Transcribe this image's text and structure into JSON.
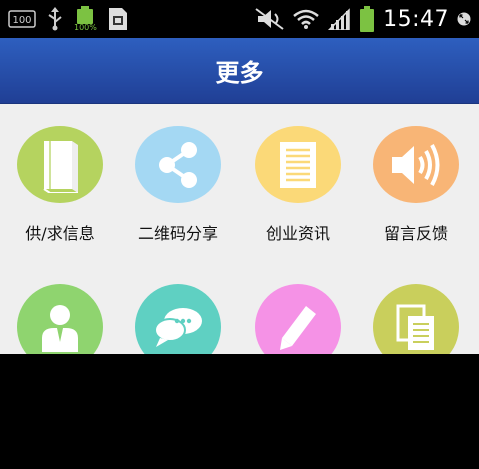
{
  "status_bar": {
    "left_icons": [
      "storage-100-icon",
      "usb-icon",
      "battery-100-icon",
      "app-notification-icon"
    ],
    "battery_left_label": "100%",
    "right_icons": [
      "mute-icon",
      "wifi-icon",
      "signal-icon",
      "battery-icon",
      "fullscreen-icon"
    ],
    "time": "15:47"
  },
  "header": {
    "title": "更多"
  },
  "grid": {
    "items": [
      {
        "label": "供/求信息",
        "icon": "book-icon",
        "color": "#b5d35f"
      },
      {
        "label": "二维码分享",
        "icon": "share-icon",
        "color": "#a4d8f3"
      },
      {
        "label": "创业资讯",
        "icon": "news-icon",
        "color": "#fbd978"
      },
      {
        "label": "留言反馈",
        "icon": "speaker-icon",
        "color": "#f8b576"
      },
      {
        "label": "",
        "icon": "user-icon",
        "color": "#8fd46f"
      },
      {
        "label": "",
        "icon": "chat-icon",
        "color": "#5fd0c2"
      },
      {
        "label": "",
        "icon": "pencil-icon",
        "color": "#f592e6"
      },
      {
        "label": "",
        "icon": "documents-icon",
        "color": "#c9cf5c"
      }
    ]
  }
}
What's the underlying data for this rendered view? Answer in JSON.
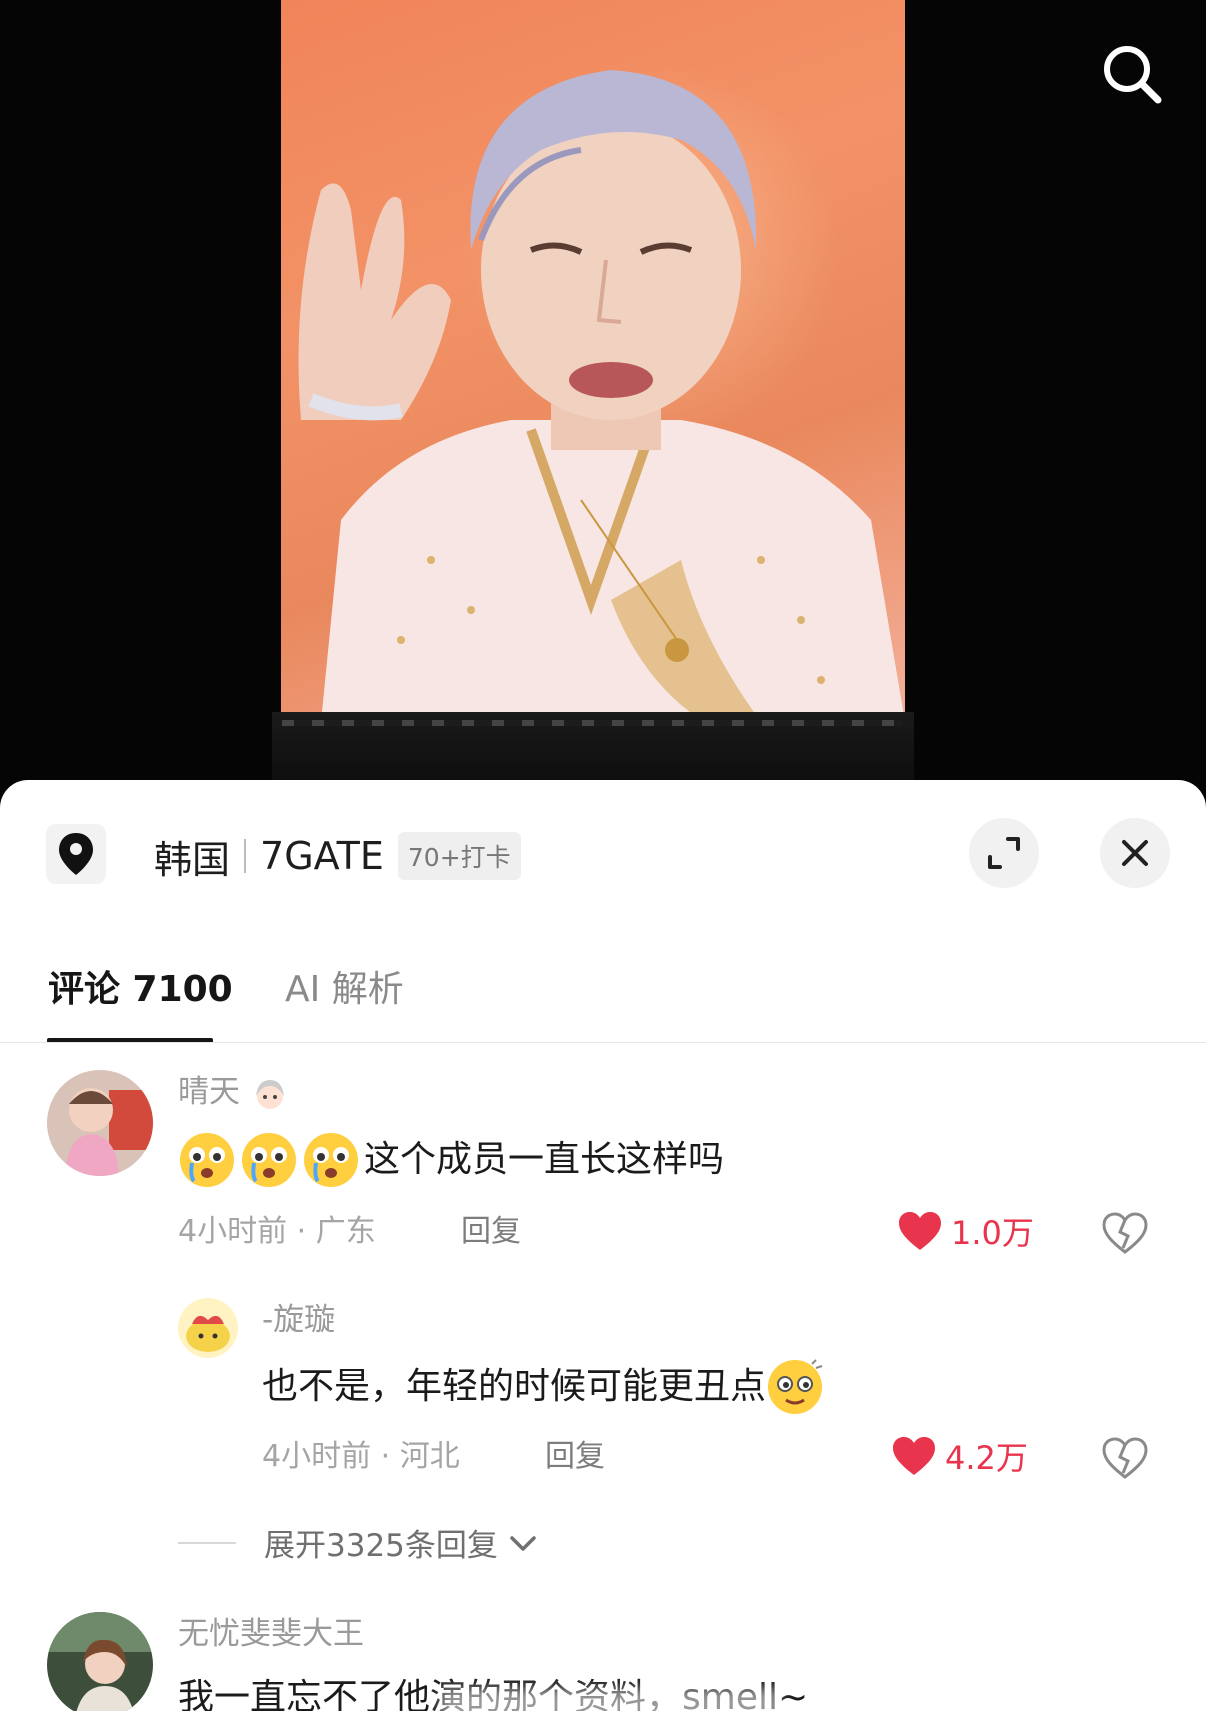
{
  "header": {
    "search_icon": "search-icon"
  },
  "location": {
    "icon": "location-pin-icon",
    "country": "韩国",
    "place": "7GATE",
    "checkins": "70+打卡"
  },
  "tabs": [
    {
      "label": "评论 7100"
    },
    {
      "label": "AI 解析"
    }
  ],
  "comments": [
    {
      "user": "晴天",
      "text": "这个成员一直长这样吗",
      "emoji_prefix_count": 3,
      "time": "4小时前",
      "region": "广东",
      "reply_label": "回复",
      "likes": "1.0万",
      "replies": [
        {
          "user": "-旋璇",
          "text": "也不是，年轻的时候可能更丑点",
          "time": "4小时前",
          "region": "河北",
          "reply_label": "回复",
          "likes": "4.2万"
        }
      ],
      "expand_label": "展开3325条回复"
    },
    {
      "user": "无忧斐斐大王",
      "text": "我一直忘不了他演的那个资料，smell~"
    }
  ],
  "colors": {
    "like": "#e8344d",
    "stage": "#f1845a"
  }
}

:: Short problem ::
Make an exact copy of the data above, pictures excluded.

:: Answer to this exercise ::
Transcribe this image's text and structure into JSON.
{
  "status_bar": {
    "left_icons": [
      "storage-100-icon",
      "usb-icon",
      "battery-100-icon",
      "app-notification-icon"
    ],
    "battery_left_label": "100%",
    "right_icons": [
      "mute-icon",
      "wifi-icon",
      "signal-icon",
      "battery-icon",
      "fullscreen-icon"
    ],
    "time": "15:47"
  },
  "header": {
    "title": "更多"
  },
  "grid": {
    "items": [
      {
        "label": "供/求信息",
        "icon": "book-icon",
        "color": "#b5d35f"
      },
      {
        "label": "二维码分享",
        "icon": "share-icon",
        "color": "#a4d8f3"
      },
      {
        "label": "创业资讯",
        "icon": "news-icon",
        "color": "#fbd978"
      },
      {
        "label": "留言反馈",
        "icon": "speaker-icon",
        "color": "#f8b576"
      },
      {
        "label": "",
        "icon": "user-icon",
        "color": "#8fd46f"
      },
      {
        "label": "",
        "icon": "chat-icon",
        "color": "#5fd0c2"
      },
      {
        "label": "",
        "icon": "pencil-icon",
        "color": "#f592e6"
      },
      {
        "label": "",
        "icon": "documents-icon",
        "color": "#c9cf5c"
      }
    ]
  }
}
What's the underlying data for this rendered view? Answer in JSON.
{
  "header": {
    "search_icon": "search-icon"
  },
  "location": {
    "icon": "location-pin-icon",
    "country": "韩国",
    "place": "7GATE",
    "checkins": "70+打卡"
  },
  "tabs": [
    {
      "label": "评论 7100"
    },
    {
      "label": "AI 解析"
    }
  ],
  "comments": [
    {
      "user": "晴天",
      "text": "这个成员一直长这样吗",
      "emoji_prefix_count": 3,
      "time": "4小时前",
      "region": "广东",
      "reply_label": "回复",
      "likes": "1.0万",
      "replies": [
        {
          "user": "-旋璇",
          "text": "也不是，年轻的时候可能更丑点",
          "time": "4小时前",
          "region": "河北",
          "reply_label": "回复",
          "likes": "4.2万"
        }
      ],
      "expand_label": "展开3325条回复"
    },
    {
      "user": "无忧斐斐大王",
      "text": "我一直忘不了他演的那个资料，smell~"
    }
  ],
  "colors": {
    "like": "#e8344d",
    "stage": "#f1845a"
  }
}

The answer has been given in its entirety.